◆ EXCERPT TO READ ◆
In regard to morbidity, infants diagnosed through screening have less severe hyponatremia (48) and tend to have shorter hospitalizations (46, 48, 50, 57) than infants diagnosed later. Learning disabilities may occur in patients who have had salt-wasting crises (58). Although salt-wasting males would seem to derive the greatest benefit from screening programs, the delay before correct sex assignment of severely virilized females is also reduced (43, 48). Moreover, males with simple virilizing disease may otherwise not be diagnosed until rapid growth and accelerated skeletal maturation are observed in later childhood, leading to compromised adult stature.
Several recent reviews have attempted cost-benefit analysis of newborn screening for CAH. Such estimates generally assume that the only adverse outcome of late diagnosis of CAH is death. It is conventionally assumed that screening for a particular disease is cost-effective at <$50,000 per life-year per quality-adjusted life year (59). Recent estimates have ranged widely from $20,000 (59) to $250,000 to $300,000 (60) per quality-adjusted life year.
Initial screening methodology
1.2 We recommend that first-tier screens use 17OHP assays standardized to a common technology with norms stratified by gestational age. (1|⊕⊕⊕○)
Technical remarks: Clinicians should be aware that immunoassays are still in use and remain a source of false-positive results. Specificity may be improved with organic extraction to remove cross-reacting substances.
Evidence
First-tier screens for CAH employ immunoassays to measure 17OHP in dried blood spots on the same filter paper (“Guthrie”) cards used for other newborn screening tests (46, 59, 61). The automated time-resolved dissociation-enhanced lanthanide fluoroimmunoassay (62) has almost completely supplanted the original radioimmunoassay (63) and other types of assays.

◆ GIVEN DATA ◆

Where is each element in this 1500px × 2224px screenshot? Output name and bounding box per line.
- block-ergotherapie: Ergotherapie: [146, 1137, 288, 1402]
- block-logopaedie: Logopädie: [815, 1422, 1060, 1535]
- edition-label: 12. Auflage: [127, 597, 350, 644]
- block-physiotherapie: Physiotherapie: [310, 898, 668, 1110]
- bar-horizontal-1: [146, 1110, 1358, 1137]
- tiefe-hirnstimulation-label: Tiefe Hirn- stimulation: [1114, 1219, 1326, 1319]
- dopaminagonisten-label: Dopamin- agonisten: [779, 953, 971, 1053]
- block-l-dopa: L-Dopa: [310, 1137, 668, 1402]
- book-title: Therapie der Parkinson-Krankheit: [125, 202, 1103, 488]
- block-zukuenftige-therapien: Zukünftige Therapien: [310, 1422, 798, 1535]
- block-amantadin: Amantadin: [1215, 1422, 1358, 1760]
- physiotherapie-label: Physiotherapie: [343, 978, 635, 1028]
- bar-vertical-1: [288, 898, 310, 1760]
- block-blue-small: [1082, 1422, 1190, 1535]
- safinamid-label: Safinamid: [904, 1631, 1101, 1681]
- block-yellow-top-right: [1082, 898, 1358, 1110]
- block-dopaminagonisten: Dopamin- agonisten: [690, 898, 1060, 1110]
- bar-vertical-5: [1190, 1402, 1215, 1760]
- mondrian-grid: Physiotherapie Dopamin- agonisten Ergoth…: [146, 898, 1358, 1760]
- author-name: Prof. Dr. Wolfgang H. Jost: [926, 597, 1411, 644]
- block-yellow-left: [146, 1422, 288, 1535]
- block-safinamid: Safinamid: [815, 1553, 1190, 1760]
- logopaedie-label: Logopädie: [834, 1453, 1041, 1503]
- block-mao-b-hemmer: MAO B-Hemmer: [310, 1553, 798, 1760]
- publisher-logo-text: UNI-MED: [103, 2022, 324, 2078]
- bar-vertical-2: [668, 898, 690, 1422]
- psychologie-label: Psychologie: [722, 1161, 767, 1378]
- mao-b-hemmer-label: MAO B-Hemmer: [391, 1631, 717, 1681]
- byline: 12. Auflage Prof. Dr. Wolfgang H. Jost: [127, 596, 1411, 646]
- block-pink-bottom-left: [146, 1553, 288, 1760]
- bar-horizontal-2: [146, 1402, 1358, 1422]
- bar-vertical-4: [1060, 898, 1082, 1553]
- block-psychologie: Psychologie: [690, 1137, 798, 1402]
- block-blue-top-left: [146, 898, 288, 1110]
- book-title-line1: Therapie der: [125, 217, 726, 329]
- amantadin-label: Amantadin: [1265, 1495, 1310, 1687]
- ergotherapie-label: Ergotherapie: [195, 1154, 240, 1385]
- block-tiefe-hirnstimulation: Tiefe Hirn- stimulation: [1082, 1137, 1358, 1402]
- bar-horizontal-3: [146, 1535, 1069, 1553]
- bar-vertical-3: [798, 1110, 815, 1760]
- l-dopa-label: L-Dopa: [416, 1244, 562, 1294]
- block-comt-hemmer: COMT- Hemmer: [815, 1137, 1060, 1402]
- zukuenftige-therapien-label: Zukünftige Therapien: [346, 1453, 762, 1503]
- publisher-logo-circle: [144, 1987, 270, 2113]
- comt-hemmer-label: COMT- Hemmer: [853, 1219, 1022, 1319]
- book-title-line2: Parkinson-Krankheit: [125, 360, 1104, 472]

◆ EXPLORE THE MATERIAL ◆
1/ According to the excerpt on newborn screening for CAH, what type of assay has almost completely replaced the original radioimmunoassay in first-tier screens?
2/ Extend the excerpt on newborn screening for CAH, picking up right after its final sentence.

◆ ANSWERS BY ITEM ◆
1/ The automated time-resolved dissociation-enhanced lanthanide fluoroimmunoassay.

2/
Several technical factors limit the accuracy of these tests. First, 17OHP levels are normally high at birth and decrease rapidly during the first few postnatal days in healthy infants. In contrast, 17OHP levels increase with time in infants affected with CAH. Thus, diagnostic accuracy is poor in the first 2 days unless robust mechanisms exist to obtain follow-up samples. Second, female infants have lower mean 17OHP levels than do males, slightly reducing the sensitivity of newborn screening in some reports (64). This reduced sensitivity is generally not a major problem because almost all females with salt-wasting CAH are virilized, and thus are brought to prompt medical attention. Third, premature, sick, or stressed infants have higher levels of 17OHP than do term infants, generating many false positives. For example, in 26 years of operation of the Swedish screening program, the positive predictive value was 25% for full-term infants but only 1.4% for preterm infants, and the predictive value correlated very strongly with gestational age (19). Finally, immunoassays may lack specificity. There are no universally accepted standards for stratifying infants, but most laboratories use a series of birth weight–adjusted cut-offs (65–67).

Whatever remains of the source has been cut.